EXERCISE AIM -
Every record must be written out once more, with nothing added or omitted.

━━━━━━━━━━━━━━━━

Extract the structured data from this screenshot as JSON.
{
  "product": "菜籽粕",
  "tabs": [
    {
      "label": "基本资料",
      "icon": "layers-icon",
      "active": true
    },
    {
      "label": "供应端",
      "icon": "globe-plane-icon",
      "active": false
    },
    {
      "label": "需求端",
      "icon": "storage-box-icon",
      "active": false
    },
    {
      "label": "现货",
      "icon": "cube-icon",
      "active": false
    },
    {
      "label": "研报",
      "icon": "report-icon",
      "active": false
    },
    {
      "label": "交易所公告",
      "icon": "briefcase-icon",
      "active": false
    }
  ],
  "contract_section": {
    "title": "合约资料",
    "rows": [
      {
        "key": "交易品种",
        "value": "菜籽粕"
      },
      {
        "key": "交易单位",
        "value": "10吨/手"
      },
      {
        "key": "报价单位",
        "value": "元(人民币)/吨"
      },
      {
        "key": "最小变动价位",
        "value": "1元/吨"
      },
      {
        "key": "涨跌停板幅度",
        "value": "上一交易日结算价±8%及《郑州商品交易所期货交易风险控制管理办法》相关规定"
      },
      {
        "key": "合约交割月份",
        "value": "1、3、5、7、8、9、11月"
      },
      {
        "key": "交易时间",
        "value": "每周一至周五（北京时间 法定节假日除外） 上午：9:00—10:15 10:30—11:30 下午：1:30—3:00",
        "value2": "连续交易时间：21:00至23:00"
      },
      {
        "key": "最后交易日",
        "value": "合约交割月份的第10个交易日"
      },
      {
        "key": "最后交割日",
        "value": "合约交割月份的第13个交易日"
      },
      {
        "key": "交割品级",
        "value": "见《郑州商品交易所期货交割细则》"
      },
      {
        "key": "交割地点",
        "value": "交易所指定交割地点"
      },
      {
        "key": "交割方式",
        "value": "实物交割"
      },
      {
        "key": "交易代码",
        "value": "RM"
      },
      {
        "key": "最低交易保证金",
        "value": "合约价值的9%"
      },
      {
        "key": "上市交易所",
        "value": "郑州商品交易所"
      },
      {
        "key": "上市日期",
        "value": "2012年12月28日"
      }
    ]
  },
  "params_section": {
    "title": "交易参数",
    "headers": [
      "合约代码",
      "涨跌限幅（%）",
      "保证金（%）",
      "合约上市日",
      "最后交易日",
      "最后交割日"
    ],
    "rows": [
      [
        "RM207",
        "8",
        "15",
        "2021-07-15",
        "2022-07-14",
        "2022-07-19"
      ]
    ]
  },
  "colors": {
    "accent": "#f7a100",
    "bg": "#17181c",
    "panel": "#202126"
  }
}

━━━━━━━━━━━━━━━━

EXERCISE OUTPUT -
Extract the structured data from this screenshot as JSON.
{
  "product": "菜籽粕",
  "tabs": [
    {
      "label": "基本资料",
      "icon": "layers-icon",
      "active": true
    },
    {
      "label": "供应端",
      "icon": "globe-plane-icon",
      "active": false
    },
    {
      "label": "需求端",
      "icon": "storage-box-icon",
      "active": false
    },
    {
      "label": "现货",
      "icon": "cube-icon",
      "active": false
    },
    {
      "label": "研报",
      "icon": "report-icon",
      "active": false
    },
    {
      "label": "交易所公告",
      "icon": "briefcase-icon",
      "active": false
    }
  ],
  "contract_section": {
    "title": "合约资料",
    "rows": [
      {
        "key": "交易品种",
        "value": "菜籽粕"
      },
      {
        "key": "交易单位",
        "value": "10吨/手"
      },
      {
        "key": "报价单位",
        "value": "元(人民币)/吨"
      },
      {
        "key": "最小变动价位",
        "value": "1元/吨"
      },
      {
        "key": "涨跌停板幅度",
        "value": "上一交易日结算价±8%及《郑州商品交易所期货交易风险控制管理办法》相关规定"
      },
      {
        "key": "合约交割月份",
        "value": "1、3、5、7、8、9、11月"
      },
      {
        "key": "交易时间",
        "value": "每周一至周五（北京时间 法定节假日除外） 上午：9:00—10:15 10:30—11:30 下午：1:30—3:00",
        "value2": "连续交易时间：21:00至23:00"
      },
      {
        "key": "最后交易日",
        "value": "合约交割月份的第10个交易日"
      },
      {
        "key": "最后交割日",
        "value": "合约交割月份的第13个交易日"
      },
      {
        "key": "交割品级",
        "value": "见《郑州商品交易所期货交割细则》"
      },
      {
        "key": "交割地点",
        "value": "交易所指定交割地点"
      },
      {
        "key": "交割方式",
        "value": "实物交割"
      },
      {
        "key": "交易代码",
        "value": "RM"
      },
      {
        "key": "最低交易保证金",
        "value": "合约价值的9%"
      },
      {
        "key": "上市交易所",
        "value": "郑州商品交易所"
      },
      {
        "key": "上市日期",
        "value": "2012年12月28日"
      }
    ]
  },
  "params_section": {
    "title": "交易参数",
    "headers": [
      "合约代码",
      "涨跌限幅（%）",
      "保证金（%）",
      "合约上市日",
      "最后交易日",
      "最后交割日"
    ],
    "rows": [
      [
        "RM207",
        "8",
        "15",
        "2021-07-15",
        "2022-07-14",
        "2022-07-19"
      ]
    ]
  },
  "colors": {
    "accent": "#f7a100",
    "bg": "#17181c",
    "panel": "#202126"
  }
}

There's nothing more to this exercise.